INSTRUCTIONS FOR THE TASK:
Quote the whole listing exactly. Leave the pictures out of your copy.

○ ○ ○ ○

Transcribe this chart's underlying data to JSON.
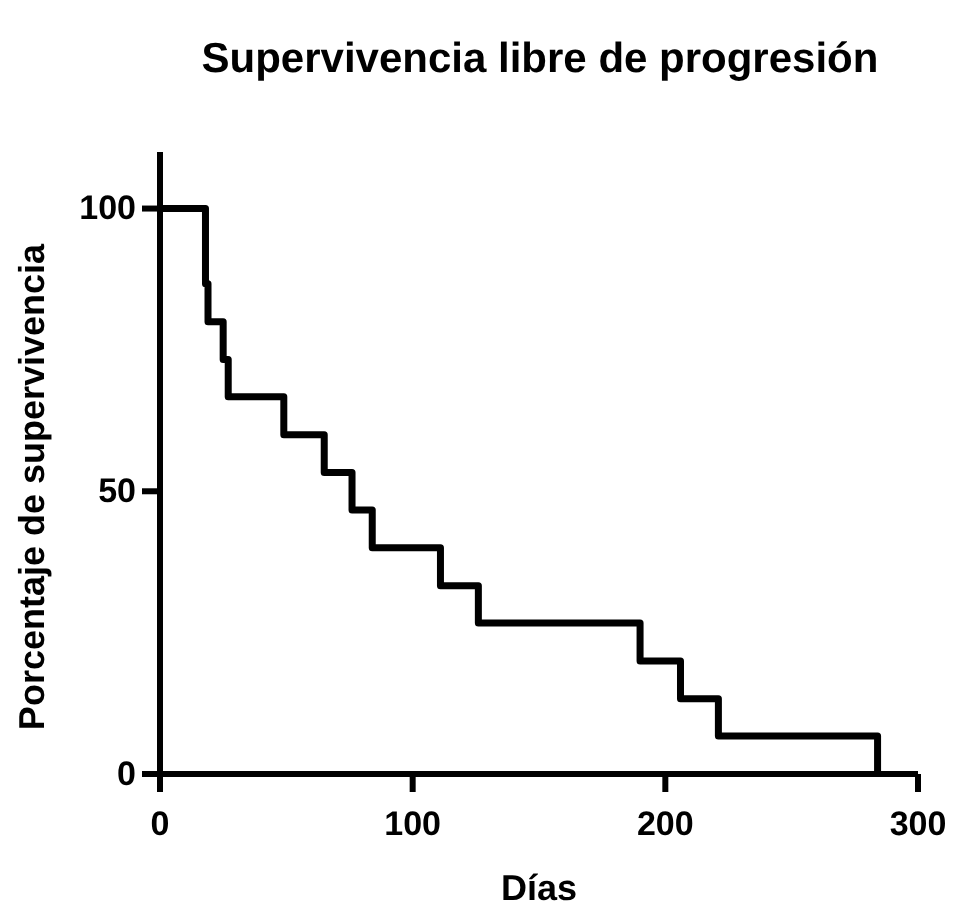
{
  "chart_data": {
    "type": "step",
    "title": "Supervivencia libre de progresión",
    "xlabel": "Días",
    "ylabel": "Porcentaje de supervivencia",
    "x": [
      0,
      18,
      19,
      25,
      27,
      49,
      65,
      76,
      84,
      111,
      126,
      190,
      206,
      221,
      284
    ],
    "values": [
      100,
      86.7,
      80,
      73.3,
      66.7,
      60,
      53.3,
      46.7,
      40,
      33.3,
      26.7,
      20,
      13.3,
      6.7,
      0
    ],
    "color": "#000000",
    "xlim": [
      0,
      300
    ],
    "xticks": [
      0,
      100,
      200,
      300
    ],
    "ylim": [
      0,
      110
    ],
    "yticks": [
      0,
      50,
      100
    ],
    "grid": false,
    "marker": "none",
    "line_style": "solid"
  }
}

○ ○ ○ ○

SOLUTION FOR THIS PROBLEM:
Transcribe this chart's underlying data to JSON.
{
  "chart_data": {
    "type": "step",
    "title": "Supervivencia libre de progresión",
    "xlabel": "Días",
    "ylabel": "Porcentaje de supervivencia",
    "x": [
      0,
      18,
      19,
      25,
      27,
      49,
      65,
      76,
      84,
      111,
      126,
      190,
      206,
      221,
      284
    ],
    "values": [
      100,
      86.7,
      80,
      73.3,
      66.7,
      60,
      53.3,
      46.7,
      40,
      33.3,
      26.7,
      20,
      13.3,
      6.7,
      0
    ],
    "color": "#000000",
    "xlim": [
      0,
      300
    ],
    "xticks": [
      0,
      100,
      200,
      300
    ],
    "ylim": [
      0,
      110
    ],
    "yticks": [
      0,
      50,
      100
    ],
    "grid": false,
    "marker": "none",
    "line_style": "solid"
  }
}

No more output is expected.